[Task to complete] Repeat the listing in full, word for word.

[Saved entries]
* * * * * * *

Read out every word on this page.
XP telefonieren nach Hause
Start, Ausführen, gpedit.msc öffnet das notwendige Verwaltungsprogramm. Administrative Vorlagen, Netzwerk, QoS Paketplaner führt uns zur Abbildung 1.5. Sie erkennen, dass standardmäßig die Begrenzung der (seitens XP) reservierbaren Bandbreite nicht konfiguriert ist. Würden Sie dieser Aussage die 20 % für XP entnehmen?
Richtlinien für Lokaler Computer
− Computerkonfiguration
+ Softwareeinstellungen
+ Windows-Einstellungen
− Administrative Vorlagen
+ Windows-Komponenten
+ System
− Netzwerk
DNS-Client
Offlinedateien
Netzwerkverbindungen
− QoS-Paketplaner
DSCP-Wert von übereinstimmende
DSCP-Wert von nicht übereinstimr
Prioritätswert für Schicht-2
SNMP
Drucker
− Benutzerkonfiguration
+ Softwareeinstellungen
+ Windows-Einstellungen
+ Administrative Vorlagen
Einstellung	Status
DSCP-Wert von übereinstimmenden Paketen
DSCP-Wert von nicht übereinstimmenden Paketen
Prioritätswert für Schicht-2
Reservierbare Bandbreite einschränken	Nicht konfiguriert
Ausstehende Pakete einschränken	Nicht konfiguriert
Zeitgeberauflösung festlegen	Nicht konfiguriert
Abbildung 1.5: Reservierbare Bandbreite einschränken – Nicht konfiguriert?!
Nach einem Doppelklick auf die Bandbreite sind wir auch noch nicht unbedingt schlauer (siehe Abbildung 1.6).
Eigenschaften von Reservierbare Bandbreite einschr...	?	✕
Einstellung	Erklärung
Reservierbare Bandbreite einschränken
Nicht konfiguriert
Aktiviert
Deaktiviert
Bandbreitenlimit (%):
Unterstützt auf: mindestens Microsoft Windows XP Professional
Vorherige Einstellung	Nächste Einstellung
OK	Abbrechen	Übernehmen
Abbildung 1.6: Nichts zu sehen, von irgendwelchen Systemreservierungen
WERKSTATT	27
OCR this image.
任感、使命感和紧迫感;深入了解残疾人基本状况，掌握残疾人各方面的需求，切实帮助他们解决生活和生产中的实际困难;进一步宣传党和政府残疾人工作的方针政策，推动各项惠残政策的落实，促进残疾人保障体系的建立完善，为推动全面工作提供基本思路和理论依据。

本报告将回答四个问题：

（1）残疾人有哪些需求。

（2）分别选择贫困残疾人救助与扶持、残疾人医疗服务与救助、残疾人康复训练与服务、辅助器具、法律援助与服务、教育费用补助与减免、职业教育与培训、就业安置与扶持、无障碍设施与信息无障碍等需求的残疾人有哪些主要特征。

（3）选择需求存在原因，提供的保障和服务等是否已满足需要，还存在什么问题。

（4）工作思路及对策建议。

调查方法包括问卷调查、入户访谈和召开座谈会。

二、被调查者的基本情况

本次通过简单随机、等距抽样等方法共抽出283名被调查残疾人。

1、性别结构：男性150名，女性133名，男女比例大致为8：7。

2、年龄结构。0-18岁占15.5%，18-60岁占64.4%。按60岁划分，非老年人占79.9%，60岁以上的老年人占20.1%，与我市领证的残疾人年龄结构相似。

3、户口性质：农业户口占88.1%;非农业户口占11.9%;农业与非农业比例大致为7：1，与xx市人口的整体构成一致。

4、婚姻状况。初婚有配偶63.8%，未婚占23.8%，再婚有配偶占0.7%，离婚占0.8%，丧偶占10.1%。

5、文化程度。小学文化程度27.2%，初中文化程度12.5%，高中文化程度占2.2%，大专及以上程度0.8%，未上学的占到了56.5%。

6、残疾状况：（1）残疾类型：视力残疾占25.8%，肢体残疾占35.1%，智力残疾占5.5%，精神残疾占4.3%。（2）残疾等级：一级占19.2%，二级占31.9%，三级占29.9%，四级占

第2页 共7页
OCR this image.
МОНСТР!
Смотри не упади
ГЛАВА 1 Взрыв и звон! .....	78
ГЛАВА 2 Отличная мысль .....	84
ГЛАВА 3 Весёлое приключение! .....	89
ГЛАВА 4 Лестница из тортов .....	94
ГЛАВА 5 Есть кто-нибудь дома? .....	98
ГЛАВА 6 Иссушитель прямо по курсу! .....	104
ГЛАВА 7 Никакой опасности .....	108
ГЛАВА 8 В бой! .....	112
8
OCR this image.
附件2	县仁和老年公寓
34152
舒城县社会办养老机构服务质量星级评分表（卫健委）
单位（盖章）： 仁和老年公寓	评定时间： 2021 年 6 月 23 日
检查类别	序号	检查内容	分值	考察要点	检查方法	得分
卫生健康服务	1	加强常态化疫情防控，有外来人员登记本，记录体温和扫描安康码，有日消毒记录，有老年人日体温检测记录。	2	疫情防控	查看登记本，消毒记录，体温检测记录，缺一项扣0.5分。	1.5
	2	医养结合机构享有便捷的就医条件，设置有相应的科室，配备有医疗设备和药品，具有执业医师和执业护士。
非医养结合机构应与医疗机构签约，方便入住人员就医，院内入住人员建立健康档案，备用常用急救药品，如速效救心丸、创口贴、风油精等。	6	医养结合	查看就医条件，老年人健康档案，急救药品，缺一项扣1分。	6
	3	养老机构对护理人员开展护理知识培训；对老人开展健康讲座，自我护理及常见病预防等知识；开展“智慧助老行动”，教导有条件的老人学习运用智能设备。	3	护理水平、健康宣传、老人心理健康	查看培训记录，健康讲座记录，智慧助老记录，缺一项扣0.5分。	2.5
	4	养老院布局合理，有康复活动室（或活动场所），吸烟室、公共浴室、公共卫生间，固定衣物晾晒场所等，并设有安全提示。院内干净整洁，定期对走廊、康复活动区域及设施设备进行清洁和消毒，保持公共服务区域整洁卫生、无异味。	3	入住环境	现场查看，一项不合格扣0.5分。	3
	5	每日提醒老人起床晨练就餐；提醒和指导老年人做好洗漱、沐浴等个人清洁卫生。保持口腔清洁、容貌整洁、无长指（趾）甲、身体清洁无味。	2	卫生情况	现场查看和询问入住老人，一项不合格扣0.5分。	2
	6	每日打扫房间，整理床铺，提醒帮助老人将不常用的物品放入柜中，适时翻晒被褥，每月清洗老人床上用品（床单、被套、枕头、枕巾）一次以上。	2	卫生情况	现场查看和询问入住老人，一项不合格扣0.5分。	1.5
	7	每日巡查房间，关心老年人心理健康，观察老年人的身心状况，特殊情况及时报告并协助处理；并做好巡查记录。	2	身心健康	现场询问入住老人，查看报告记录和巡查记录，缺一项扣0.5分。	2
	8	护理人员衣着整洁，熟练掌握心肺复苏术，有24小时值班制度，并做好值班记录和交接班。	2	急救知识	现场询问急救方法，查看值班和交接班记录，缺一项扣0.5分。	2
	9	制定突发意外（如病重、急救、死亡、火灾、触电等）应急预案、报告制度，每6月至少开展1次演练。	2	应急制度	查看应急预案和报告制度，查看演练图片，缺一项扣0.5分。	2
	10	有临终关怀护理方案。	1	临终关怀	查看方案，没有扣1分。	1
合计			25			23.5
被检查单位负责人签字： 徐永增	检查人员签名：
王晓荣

* * * * * * *

[Task output]
Read out every word on this page.
XP telefonieren nach Hause
Start, Ausführen, gpedit.msc öffnet das notwendige Verwaltungsprogramm. Administrative Vorlagen, Netzwerk, QoS Paketplaner führt uns zur Abbildung 1.5. Sie erkennen, dass standardmäßig die Begrenzung der (seitens XP) reservierbaren Bandbreite nicht konfiguriert ist. Würden Sie dieser Aussage die 20 % für XP entnehmen?
Richtlinien für Lokaler Computer
− Computerkonfiguration
+ Softwareeinstellungen
+ Windows-Einstellungen
− Administrative Vorlagen
+ Windows-Komponenten
+ System
− Netzwerk
DNS-Client
Offlinedateien
Netzwerkverbindungen
− QoS-Paketplaner
DSCP-Wert von übereinstimmende
DSCP-Wert von nicht übereinstimr
Prioritätswert für Schicht-2
SNMP
Drucker
− Benutzerkonfiguration
+ Softwareeinstellungen
+ Windows-Einstellungen
+ Administrative Vorlagen
Einstellung	Status
DSCP-Wert von übereinstimmenden Paketen
DSCP-Wert von nicht übereinstimmenden Paketen
Prioritätswert für Schicht-2
Reservierbare Bandbreite einschränken	Nicht konfiguriert
Ausstehende Pakete einschränken	Nicht konfiguriert
Zeitgeberauflösung festlegen	Nicht konfiguriert
Abbildung 1.5: Reservierbare Bandbreite einschränken – Nicht konfiguriert?!
Nach einem Doppelklick auf die Bandbreite sind wir auch noch nicht unbedingt schlauer (siehe Abbildung 1.6).
Eigenschaften von Reservierbare Bandbreite einschr...	?	✕
Einstellung	Erklärung
Reservierbare Bandbreite einschränken
Nicht konfiguriert
Aktiviert
Deaktiviert
Bandbreitenlimit (%):
Unterstützt auf: mindestens Microsoft Windows XP Professional
Vorherige Einstellung	Nächste Einstellung
OK	Abbrechen	Übernehmen
Abbildung 1.6: Nichts zu sehen, von irgendwelchen Systemreservierungen
WERKSTATT	27
OCR this image.
任感、使命感和紧迫感;深入了解残疾人基本状况，掌握残疾人各方面的需求，切实帮助他们解决生活和生产中的实际困难;进一步宣传党和政府残疾人工作的方针政策，推动各项惠残政策的落实，促进残疾人保障体系的建立完善，为推动全面工作提供基本思路和理论依据。

本报告将回答四个问题：

（1）残疾人有哪些需求。

（2）分别选择贫困残疾人救助与扶持、残疾人医疗服务与救助、残疾人康复训练与服务、辅助器具、法律援助与服务、教育费用补助与减免、职业教育与培训、就业安置与扶持、无障碍设施与信息无障碍等需求的残疾人有哪些主要特征。

（3）选择需求存在原因，提供的保障和服务等是否已满足需要，还存在什么问题。

（4）工作思路及对策建议。

调查方法包括问卷调查、入户访谈和召开座谈会。

二、被调查者的基本情况

本次通过简单随机、等距抽样等方法共抽出283名被调查残疾人。

1、性别结构：男性150名，女性133名，男女比例大致为8：7。

2、年龄结构。0-18岁占15.5%，18-60岁占64.4%。按60岁划分，非老年人占79.9%，60岁以上的老年人占20.1%，与我市领证的残疾人年龄结构相似。

3、户口性质：农业户口占88.1%;非农业户口占11.9%;农业与非农业比例大致为7：1，与xx市人口的整体构成一致。

4、婚姻状况。初婚有配偶63.8%，未婚占23.8%，再婚有配偶占0.7%，离婚占0.8%，丧偶占10.1%。

5、文化程度。小学文化程度27.2%，初中文化程度12.5%，高中文化程度占2.2%，大专及以上程度0.8%，未上学的占到了56.5%。

6、残疾状况：（1）残疾类型：视力残疾占25.8%，肢体残疾占35.1%，智力残疾占5.5%，精神残疾占4.3%。（2）残疾等级：一级占19.2%，二级占31.9%，三级占29.9%，四级占

第2页 共7页
OCR this image.
МОНСТР!
Смотри не упади
ГЛАВА 1 Взрыв и звон! .....	78
ГЛАВА 2 Отличная мысль .....	84
ГЛАВА 3 Весёлое приключение! .....	89
ГЛАВА 4 Лестница из тортов .....	94
ГЛАВА 5 Есть кто-нибудь дома? .....	98
ГЛАВА 6 Иссушитель прямо по курсу! .....	104
ГЛАВА 7 Никакой опасности .....	108
ГЛАВА 8 В бой! .....	112
8
OCR this image.
附件2	县仁和老年公寓
34152
舒城县社会办养老机构服务质量星级评分表（卫健委）
单位（盖章）： 仁和老年公寓	评定时间： 2021 年 6 月 23 日
检查类别	序号	检查内容	分值	考察要点	检查方法	得分
卫生健康服务	1	加强常态化疫情防控，有外来人员登记本，记录体温和扫描安康码，有日消毒记录，有老年人日体温检测记录。	2	疫情防控	查看登记本，消毒记录，体温检测记录，缺一项扣0.5分。	1.5
	2	医养结合机构享有便捷的就医条件，设置有相应的科室，配备有医疗设备和药品，具有执业医师和执业护士。
非医养结合机构应与医疗机构签约，方便入住人员就医，院内入住人员建立健康档案，备用常用急救药品，如速效救心丸、创口贴、风油精等。	6	医养结合	查看就医条件，老年人健康档案，急救药品，缺一项扣1分。	6
	3	养老机构对护理人员开展护理知识培训；对老人开展健康讲座，自我护理及常见病预防等知识；开展“智慧助老行动”，教导有条件的老人学习运用智能设备。	3	护理水平、健康宣传、老人心理健康	查看培训记录，健康讲座记录，智慧助老记录，缺一项扣0.5分。	2.5
	4	养老院布局合理，有康复活动室（或活动场所），吸烟室、公共浴室、公共卫生间，固定衣物晾晒场所等，并设有安全提示。院内干净整洁，定期对走廊、康复活动区域及设施设备进行清洁和消毒，保持公共服务区域整洁卫生、无异味。	3	入住环境	现场查看，一项不合格扣0.5分。	3
	5	每日提醒老人起床晨练就餐；提醒和指导老年人做好洗漱、沐浴等个人清洁卫生。保持口腔清洁、容貌整洁、无长指（趾）甲、身体清洁无味。	2	卫生情况	现场查看和询问入住老人，一项不合格扣0.5分。	2
	6	每日打扫房间，整理床铺，提醒帮助老人将不常用的物品放入柜中，适时翻晒被褥，每月清洗老人床上用品（床单、被套、枕头、枕巾）一次以上。	2	卫生情况	现场查看和询问入住老人，一项不合格扣0.5分。	1.5
	7	每日巡查房间，关心老年人心理健康，观察老年人的身心状况，特殊情况及时报告并协助处理；并做好巡查记录。	2	身心健康	现场询问入住老人，查看报告记录和巡查记录，缺一项扣0.5分。	2
	8	护理人员衣着整洁，熟练掌握心肺复苏术，有24小时值班制度，并做好值班记录和交接班。	2	急救知识	现场询问急救方法，查看值班和交接班记录，缺一项扣0.5分。	2
	9	制定突发意外（如病重、急救、死亡、火灾、触电等）应急预案、报告制度，每6月至少开展1次演练。	2	应急制度	查看应急预案和报告制度，查看演练图片，缺一项扣0.5分。	2
	10	有临终关怀护理方案。	1	临终关怀	查看方案，没有扣1分。	1
合计			25			23.5
被检查单位负责人签字： 徐永增	检查人员签名：
王晓荣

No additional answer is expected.